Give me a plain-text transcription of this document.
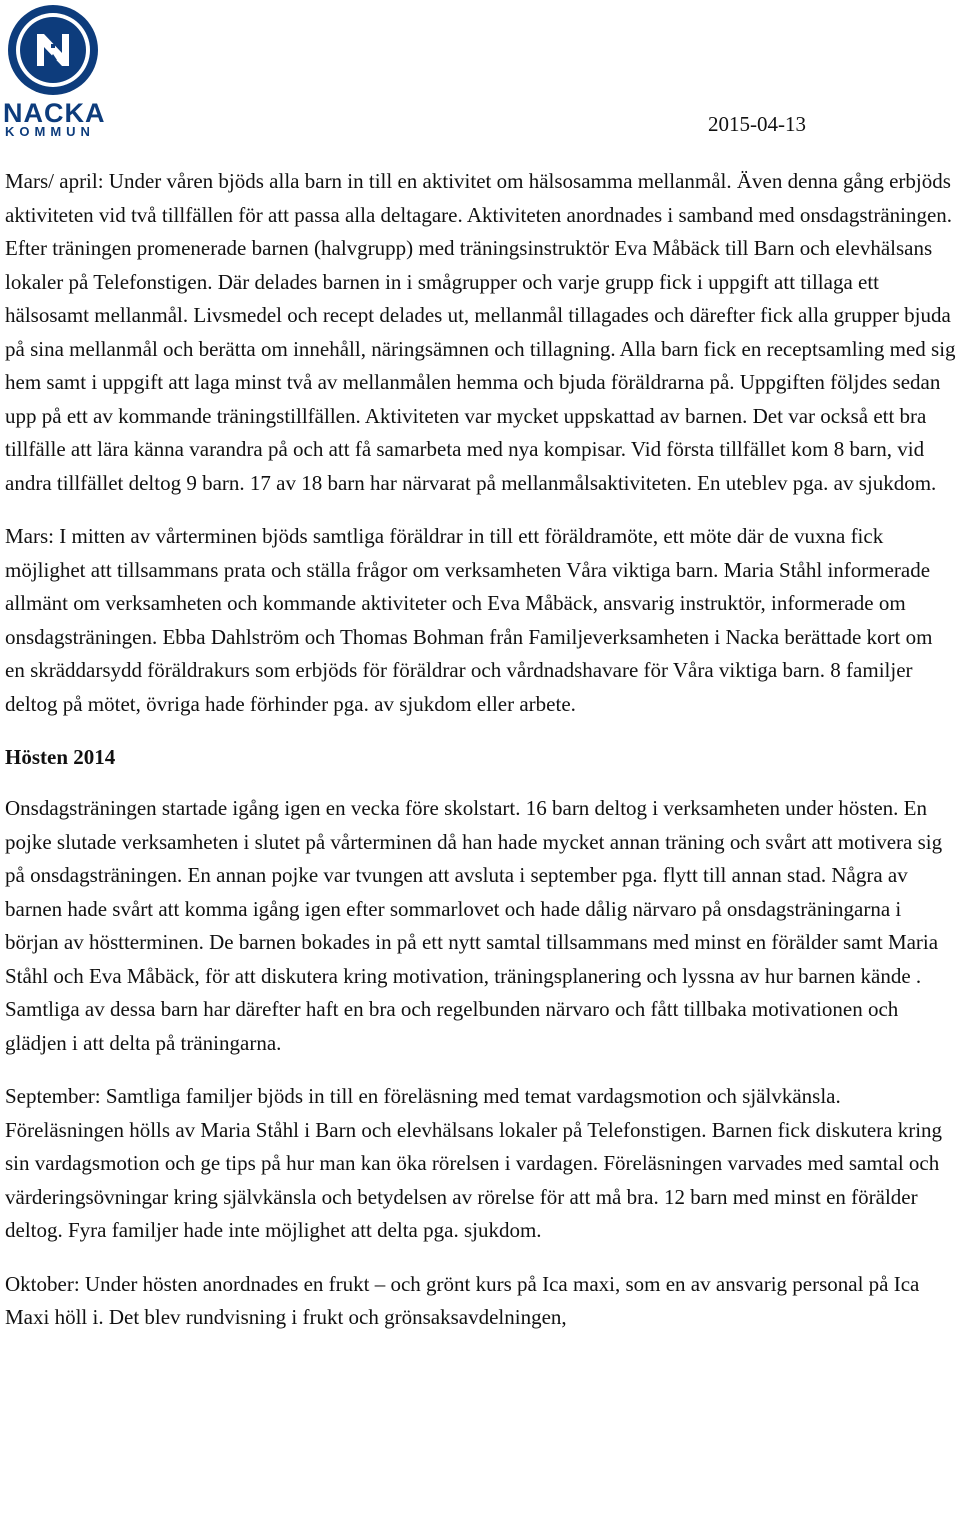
NACKA
KOMMUN	2015-04-13

Mars/ april: Under våren bjöds alla barn in till en aktivitet om hälsosamma mellanmål. Även denna gång erbjöds aktiviteten vid två tillfällen för att passa alla deltagare. Aktiviteten anordnades i samband med onsdagsträningen. Efter träningen promenerade barnen (halvgrupp) med träningsinstruktör Eva Måbäck till Barn och elevhälsans lokaler på Telefonstigen. Där delades barnen in i smågrupper och varje grupp fick i uppgift att tillaga ett hälsosamt mellanmål. Livsmedel och recept delades ut, mellanmål tillagades och därefter fick alla grupper bjuda på sina mellanmål och berätta om innehåll, näringsämnen och tillagning. Alla barn fick en receptsamling med sig hem samt i uppgift att laga minst två av mellanmålen hemma och bjuda föräldrarna på. Uppgiften följdes sedan upp på ett av kommande träningstillfällen. Aktiviteten var mycket uppskattad av barnen. Det var också ett bra tillfälle att lära känna varandra på och att få samarbeta med nya kompisar. Vid första tillfället kom 8 barn, vid andra tillfället deltog 9 barn. 17 av 18 barn har närvarat på mellanmålsaktiviteten. En uteblev pga. av sjukdom.

Mars: I mitten av vårterminen bjöds samtliga föräldrar in till ett föräldramöte, ett möte där de vuxna fick möjlighet att tillsammans prata och ställa frågor om verksamheten Våra viktiga barn. Maria Ståhl informerade allmänt om verksamheten och kommande aktiviteter och Eva Måbäck, ansvarig instruktör, informerade om onsdagsträningen. Ebba Dahlström och Thomas Bohman från Familjeverksamheten i Nacka berättade kort om en skräddarsydd föräldrakurs som erbjöds för föräldrar och vårdnadshavare för Våra viktiga barn. 8 familjer deltog på mötet, övriga hade förhinder pga. av sjukdom eller arbete.

Hösten 2014

Onsdagsträningen startade igång igen en vecka före skolstart. 16 barn deltog i verksamheten under hösten. En pojke slutade verksamheten i slutet på vårterminen då han hade mycket annan träning och svårt att motivera sig på onsdagsträningen. En annan pojke var tvungen att avsluta i september pga. flytt till annan stad. Några av barnen hade svårt att komma igång igen efter sommarlovet och hade dålig närvaro på onsdagsträningarna i början av höstterminen. De barnen bokades in på ett nytt samtal tillsammans med minst en förälder samt Maria Ståhl och Eva Måbäck, för att diskutera kring motivation, träningsplanering och lyssna av hur barnen kände . Samtliga av dessa barn har därefter haft en bra och regelbunden närvaro och fått tillbaka motivationen och glädjen i att delta på träningarna.

September: Samtliga familjer bjöds in till en föreläsning med temat vardagsmotion och självkänsla. Föreläsningen hölls av Maria Ståhl i Barn och elevhälsans lokaler på Telefonstigen. Barnen fick diskutera kring sin vardagsmotion och ge tips på hur man kan öka rörelsen i vardagen. Föreläsningen varvades med samtal och värderingsövningar kring självkänsla och betydelsen av rörelse för att må bra. 12 barn med minst en förälder deltog. Fyra familjer hade inte möjlighet att delta pga. sjukdom.

Oktober: Under hösten anordnades en frukt – och grönt kurs på Ica maxi, som en av ansvarig personal på Ica Maxi höll i. Det blev rundvisning i frukt och grönsaksavdelningen,
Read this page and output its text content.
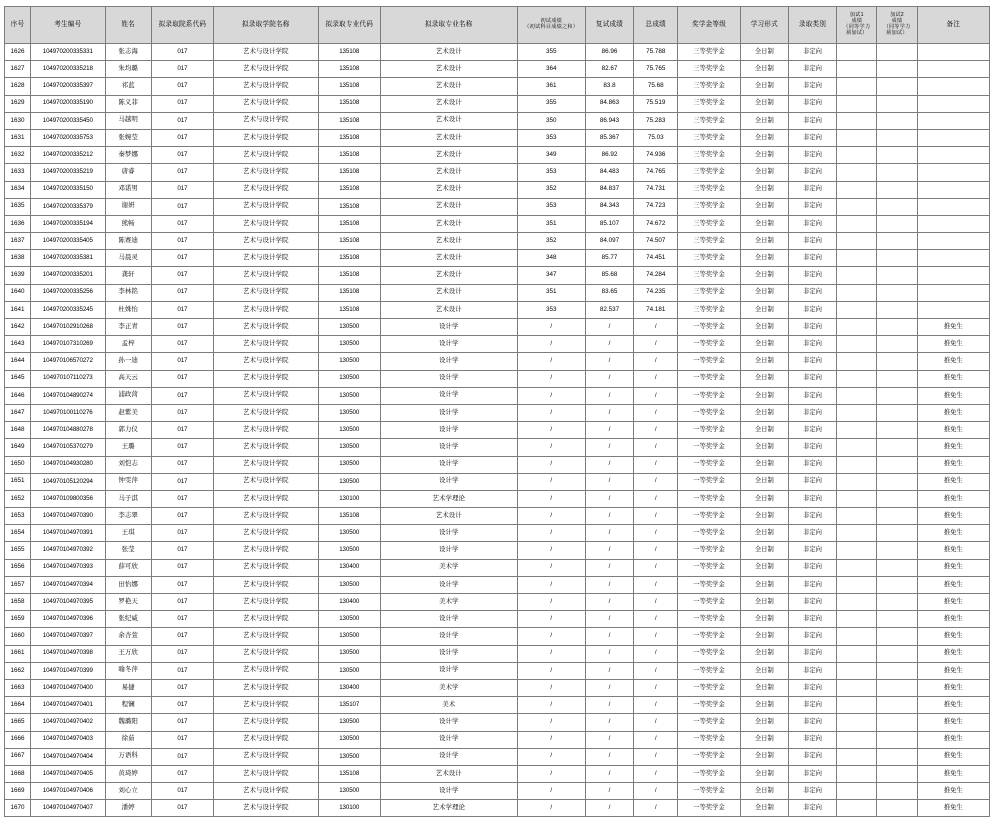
序号	考生编号	姓名	拟录取院系代码	拟录取学院名称	拟录取专业代码	拟录取专业名称	初试成绩
（初试科目成绩之和）	复试成绩	总成绩	奖学金等级	学习形式	录取类别	加试1
成绩
（同等学力
须加试）	加试2
成绩
（同等学力
须加试）	备注
1626	104970200335331	张志海	017	艺术与设计学院	135108	艺术设计	355	86.96	75.788	三等奖学金	全日制	非定向			
1627	104970200335218	朱均璐	017	艺术与设计学院	135108	艺术设计	364	82.67	75.765	三等奖学金	全日制	非定向			
1628	104970200335397	祁蓝	017	艺术与设计学院	135108	艺术设计	361	83.8	75.68	三等奖学金	全日制	非定向			
1629	104970200335190	陈义菲	017	艺术与设计学院	135108	艺术设计	355	84.863	75.519	三等奖学金	全日制	非定向			
1630	104970200335450	马越明	017	艺术与设计学院	135108	艺术设计	350	86.943	75.283	三等奖学金	全日制	非定向			
1631	104970200335753	张婉莹	017	艺术与设计学院	135108	艺术设计	353	85.367	75.03	三等奖学金	全日制	非定向			
1632	104970200335212	秦梦娜	017	艺术与设计学院	135108	艺术设计	349	86.92	74.936	三等奖学金	全日制	非定向			
1633	104970200335219	唐睿	017	艺术与设计学院	135108	艺术设计	353	84.483	74.765	三等奖学金	全日制	非定向			
1634	104970200335150	邓诺男	017	艺术与设计学院	135108	艺术设计	352	84.837	74.731	三等奖学金	全日制	非定向			
1635	104970200335379	谢妍	017	艺术与设计学院	135108	艺术设计	353	84.343	74.723	三等奖学金	全日制	非定向			
1636	104970200335194	熊畅	017	艺术与设计学院	135108	艺术设计	351	85.107	74.672	三等奖学金	全日制	非定向			
1637	104970200335405	陈赛迪	017	艺术与设计学院	135108	艺术设计	352	84.097	74.507	三等奖学金	全日制	非定向			
1638	104970200335381	马晨灵	017	艺术与设计学院	135108	艺术设计	348	85.77	74.451	三等奖学金	全日制	非定向			
1639	104970200335201	龚轩	017	艺术与设计学院	135108	艺术设计	347	85.68	74.284	三等奖学金	全日制	非定向			
1640	104970200335256	李林铭	017	艺术与设计学院	135108	艺术设计	351	83.65	74.235	三等奖学金	全日制	非定向			
1641	104970200335245	杜姝怡	017	艺术与设计学院	135108	艺术设计	353	82.537	74.181	三等奖学金	全日制	非定向			
1642	104970102910268	李正青	017	艺术与设计学院	130500	设计学	/	/	/	一等奖学金	全日制	非定向			推免生
1643	104970107310269	孟梓	017	艺术与设计学院	130500	设计学	/	/	/	一等奖学金	全日制	非定向			推免生
1644	104970106570272	孙一迪	017	艺术与设计学院	130500	设计学	/	/	/	一等奖学金	全日制	非定向			推免生
1645	104970107110273	高天云	017	艺术与设计学院	130500	设计学	/	/	/	一等奖学金	全日制	非定向			推免生
1646	104970104890274	浦政菏	017	艺术与设计学院	130500	设计学	/	/	/	一等奖学金	全日制	非定向			推免生
1647	104970100110276	赵紫美	017	艺术与设计学院	130500	设计学	/	/	/	一等奖学金	全日制	非定向			推免生
1648	104970104880278	郭力仪	017	艺术与设计学院	130500	设计学	/	/	/	一等奖学金	全日制	非定向			推免生
1649	104970105370279	王璐	017	艺术与设计学院	130500	设计学	/	/	/	一等奖学金	全日制	非定向			推免生
1650	104970104930280	刘恺志	017	艺术与设计学院	130500	设计学	/	/	/	一等奖学金	全日制	非定向			推免生
1651	104970105120294	钟雯萍	017	艺术与设计学院	130500	设计学	/	/	/	一等奖学金	全日制	非定向			推免生
1652	104970109800356	马子淇	017	艺术与设计学院	130100	艺术学理论	/	/	/	一等奖学金	全日制	非定向			推免生
1653	104970104970390	李志翠	017	艺术与设计学院	135108	艺术设计	/	/	/	一等奖学金	全日制	非定向			推免生
1654	104970104970391	王琪	017	艺术与设计学院	130500	设计学	/	/	/	一等奖学金	全日制	非定向			推免生
1655	104970104970392	张莹	017	艺术与设计学院	130500	设计学	/	/	/	一等奖学金	全日制	非定向			推免生
1656	104970104970393	薛可欣	017	艺术与设计学院	130400	美术学	/	/	/	一等奖学金	全日制	非定向			推免生
1657	104970104970394	田怡娜	017	艺术与设计学院	130500	设计学	/	/	/	一等奖学金	全日制	非定向			推免生
1658	104970104970395	罗艳天	017	艺术与设计学院	130400	美术学	/	/	/	一等奖学金	全日制	非定向			推免生
1659	104970104970396	张纪威	017	艺术与设计学院	130500	设计学	/	/	/	一等奖学金	全日制	非定向			推免生
1660	104970104970397	余杏萱	017	艺术与设计学院	130500	设计学	/	/	/	一等奖学金	全日制	非定向			推免生
1661	104970104970398	王万欣	017	艺术与设计学院	130500	设计学	/	/	/	一等奖学金	全日制	非定向			推免生
1662	104970104970399	喻冬萍	017	艺术与设计学院	130500	设计学	/	/	/	一等奖学金	全日制	非定向			推免生
1663	104970104970400	易捷	017	艺术与设计学院	130400	美术学	/	/	/	一等奖学金	全日制	非定向			推免生
1664	104970104970401	程镧	017	艺术与设计学院	135107	美术	/	/	/	一等奖学金	全日制	非定向			推免生
1665	104970104970402	魏璐阳	017	艺术与设计学院	130500	设计学	/	/	/	一等奖学金	全日制	非定向			推免生
1666	104970104970403	徐茹	017	艺术与设计学院	130500	设计学	/	/	/	一等奖学金	全日制	非定向			推免生
1667	104970104970404	万语科	017	艺术与设计学院	130500	设计学	/	/	/	一等奖学金	全日制	非定向			推免生
1668	104970104970405	黄琦婷	017	艺术与设计学院	135108	艺术设计	/	/	/	一等奖学金	全日制	非定向			推免生
1669	104970104970406	刘心立	017	艺术与设计学院	130500	设计学	/	/	/	一等奖学金	全日制	非定向			推免生
1670	104970104970407	潘婷	017	艺术与设计学院	130100	艺术学理论	/	/	/	一等奖学金	全日制	非定向			推免生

• [Your goal]
Extract, from the material above, each line holding the word "text".

• [Output below]
Give me a plain-text transcription of this document.
Read this page and output its text content.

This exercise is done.